Render the lines in the items below, from the one containing "x-tick-label: 250207 <box>553 499" through the one containing "y-tick-label: 6 <box>128 55 139 74</box>", both included, as a JSON list of strings with one string per line and no blank lines.
--------------------------------------------------
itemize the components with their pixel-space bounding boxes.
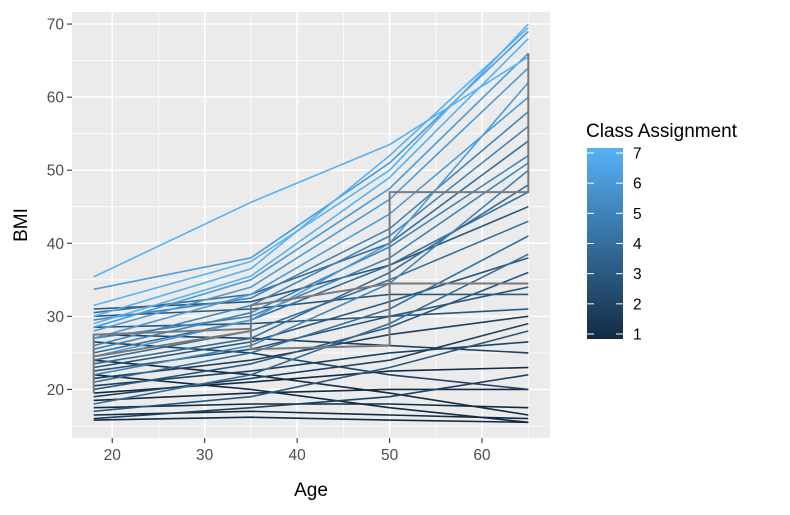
legend-tick-label: 6 (633, 176, 642, 193)
legend: Class Assignment 1 2 3 4 5 6 7 (586, 121, 738, 344)
legend-title: Class Assignment (586, 121, 738, 142)
series-line (93, 81, 529, 358)
x-tick-label: 40 (289, 447, 307, 464)
legend-tick-label: 7 (633, 146, 642, 163)
legend-tick-label: 3 (633, 266, 642, 283)
legend-tick-label: 5 (633, 206, 642, 223)
series-line (93, 184, 529, 365)
y-tick-label: 60 (47, 90, 65, 107)
x-axis: 20 30 40 50 60 (104, 438, 491, 464)
series-line (93, 27, 529, 318)
series-line (93, 341, 529, 387)
x-tick-label: 60 (473, 447, 491, 464)
series-line (93, 235, 529, 383)
series-line (93, 293, 529, 318)
series-line (93, 162, 529, 340)
series-line (93, 169, 529, 376)
legend-tick-label: 4 (633, 236, 642, 253)
y-tick-label: 50 (47, 163, 65, 180)
series-line (93, 257, 529, 369)
x-tick-label: 30 (196, 447, 214, 464)
y-tick-label: 70 (47, 17, 65, 34)
series-line (93, 322, 529, 398)
series-line (93, 205, 529, 310)
y-axis: 20 30 40 50 60 70 (47, 17, 72, 399)
y-axis-title: BMI (11, 208, 32, 242)
legend-ticks: 1 2 3 4 5 6 7 (587, 146, 642, 344)
series-line (93, 374, 529, 420)
series-line (93, 403, 529, 409)
y-tick-label: 40 (47, 236, 65, 253)
y-tick-label: 20 (47, 382, 65, 399)
x-axis-title: Age (294, 480, 328, 501)
x-tick-label: 20 (104, 447, 122, 464)
mean-trajectory-line (93, 53, 530, 358)
legend-tick-label: 2 (633, 296, 642, 313)
series-line (93, 388, 529, 402)
series-line (93, 341, 529, 391)
series-line (93, 330, 529, 413)
series-line (93, 253, 529, 405)
series-line (93, 56, 529, 278)
mean-trajectory-lines (92, 53, 530, 394)
plot-panel-background (72, 12, 550, 438)
series-line (93, 125, 529, 347)
series-line (93, 416, 529, 424)
series-line (93, 52, 529, 329)
series-lines (93, 23, 529, 424)
y-tick-label: 30 (47, 309, 65, 326)
series-line (93, 23, 529, 307)
series-line (93, 271, 529, 391)
legend-tick-label: 1 (633, 327, 642, 344)
minor-gridlines (72, 12, 550, 438)
series-line (93, 96, 529, 340)
x-tick-label: 50 (381, 447, 399, 464)
series-line (93, 67, 529, 332)
series-line (93, 38, 529, 325)
series-line (93, 374, 529, 424)
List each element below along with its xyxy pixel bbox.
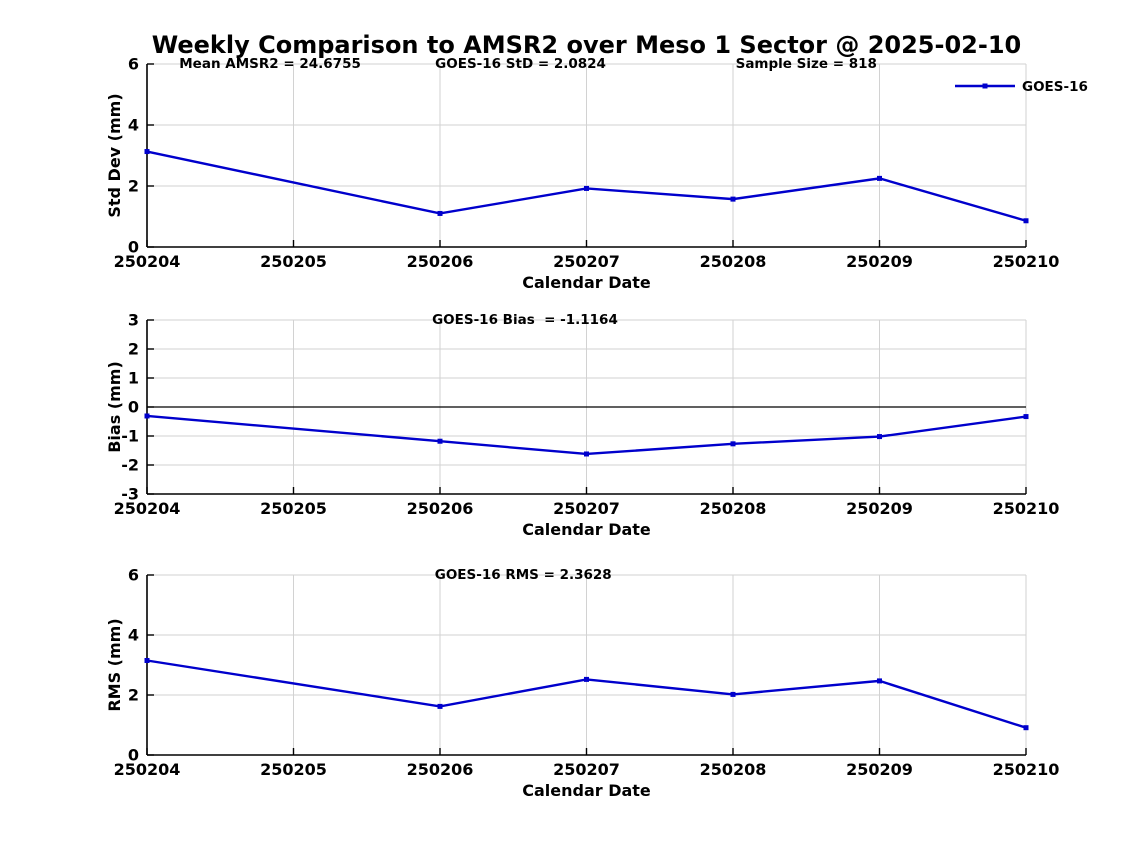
x-tick-label: 250207 <box>553 499 620 518</box>
series-line-GOES-16 <box>146 150 1027 222</box>
series-line-GOES-16 <box>146 659 1027 729</box>
data-point-marker <box>877 434 882 440</box>
y-tick-label: -2 <box>121 456 139 475</box>
data-point-marker <box>1023 218 1029 224</box>
legend-label: GOES-16 <box>1022 79 1088 95</box>
data-point-marker <box>437 703 443 709</box>
y-tick-label: 6 <box>128 566 139 585</box>
data-point-marker <box>1023 725 1029 731</box>
annotation: Mean AMSR2 = 24.6755 <box>179 56 361 72</box>
y-tick-label: 1 <box>128 369 139 388</box>
y-tick-label: 0 <box>128 746 139 765</box>
y-tick-label: 2 <box>128 177 139 196</box>
y-tick-label: 6 <box>128 55 139 74</box>
x-tick-label: 250204 <box>114 252 181 271</box>
data-point-marker <box>730 196 736 202</box>
x-tick-label: 250208 <box>700 499 767 518</box>
subplot-std-dev: 250204 250205 250206 250207 250208 250209 2502… <box>105 55 1059 293</box>
x-axis-title: Calendar Date <box>522 781 651 800</box>
data-point-marker <box>144 658 150 663</box>
y-axis-title: Std Dev (mm) <box>105 93 124 217</box>
x-tick-label: 250204 <box>114 499 181 518</box>
x-axis-title: Calendar Date <box>522 520 651 539</box>
x-tick-label: 250207 <box>553 252 620 271</box>
y-tick-label: 4 <box>128 116 139 135</box>
x-tick-label: 250204 <box>114 760 181 779</box>
annotation: GOES-16 Bias = -1.1164 <box>432 312 618 328</box>
y-axis-title: Bias (mm) <box>105 361 124 453</box>
y-axis-title: RMS (mm) <box>105 618 124 711</box>
y-tick-label: -3 <box>121 485 139 504</box>
x-tick-label: 250206 <box>407 252 474 271</box>
y-tick-label: 0 <box>128 238 139 257</box>
annotation: GOES-16 StD = 2.0824 <box>435 56 606 72</box>
x-tick-label: 250208 <box>700 252 767 271</box>
legend: GOES-16 <box>955 79 1088 95</box>
data-point-marker <box>584 676 589 682</box>
x-tick-label: 250205 <box>260 252 327 271</box>
data-point-marker <box>144 413 150 419</box>
subplot-bias: 250204 250205 250206 250207 250208 250209 2502… <box>105 311 1059 540</box>
series-line-GOES-16 <box>146 414 1027 456</box>
x-tick-label: 250205 <box>260 499 327 518</box>
data-point-marker <box>584 185 589 191</box>
x-tick-label: 250205 <box>260 760 327 779</box>
y-tick-label: 4 <box>128 626 139 645</box>
data-point-marker <box>730 691 736 697</box>
y-tick-label: 0 <box>128 398 139 417</box>
data-point-marker <box>437 438 443 444</box>
x-tick-label: 250210 <box>993 252 1060 271</box>
x-tick-label: 250207 <box>553 760 620 779</box>
annotation: Sample Size = 818 <box>736 56 877 72</box>
data-point-marker <box>730 441 736 447</box>
y-tick-label: 3 <box>128 311 139 330</box>
data-point-marker <box>437 210 443 216</box>
annotation: GOES-16 RMS = 2.3628 <box>435 567 612 583</box>
x-tick-label: 250209 <box>846 760 913 779</box>
x-tick-label: 250208 <box>700 760 767 779</box>
y-tick-label: 2 <box>128 340 139 359</box>
x-tick-label: 250206 <box>407 499 474 518</box>
x-tick-label: 250206 <box>407 760 474 779</box>
figure-title: Weekly Comparison to AMSR2 over Meso 1 S… <box>151 31 1022 59</box>
y-tick-label: 2 <box>128 686 139 705</box>
x-axis-title: Calendar Date <box>522 273 651 292</box>
x-tick-label: 250210 <box>993 499 1060 518</box>
x-tick-label: 250209 <box>846 499 913 518</box>
subplot-rms: 250204 250205 250206 250207 250208 250209 2502… <box>105 566 1059 801</box>
data-point-marker <box>877 678 882 684</box>
data-point-marker <box>1023 414 1029 420</box>
legend-marker <box>982 83 988 89</box>
data-point-marker <box>144 149 150 155</box>
y-tick-label: -1 <box>121 427 139 446</box>
x-tick-label: 250209 <box>846 252 913 271</box>
data-point-marker <box>584 451 589 457</box>
x-tick-label: 250210 <box>993 760 1060 779</box>
data-point-marker <box>877 175 882 181</box>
--------------------------------------------------
__Solution below__.
[
  "x-tick-label: 250207 <box>553 499 620 518</box>",
  "series-line-GOES-16 <box>146 150 1027 222</box>",
  "series-line-GOES-16 <box>146 659 1027 729</box>",
  "data-point-marker <box>877 434 882 440</box>",
  "y-tick-label: -2 <box>121 456 139 475</box>",
  "data-point-marker <box>1023 218 1029 224</box>",
  "legend-label: GOES-16 <box>1022 79 1088 95</box>",
  "data-point-marker <box>437 703 443 709</box>",
  "y-tick-label: 6 <box>128 566 139 585</box>",
  "data-point-marker <box>1023 725 1029 731</box>",
  "annotation: Mean AMSR2 = 24.6755 <box>179 56 361 72</box>",
  "y-tick-label: 1 <box>128 369 139 388</box>",
  "y-tick-label: 0 <box>128 746 139 765</box>",
  "y-tick-label: 2 <box>128 177 139 196</box>",
  "y-tick-label: 6 <box>128 55 139 74</box>"
]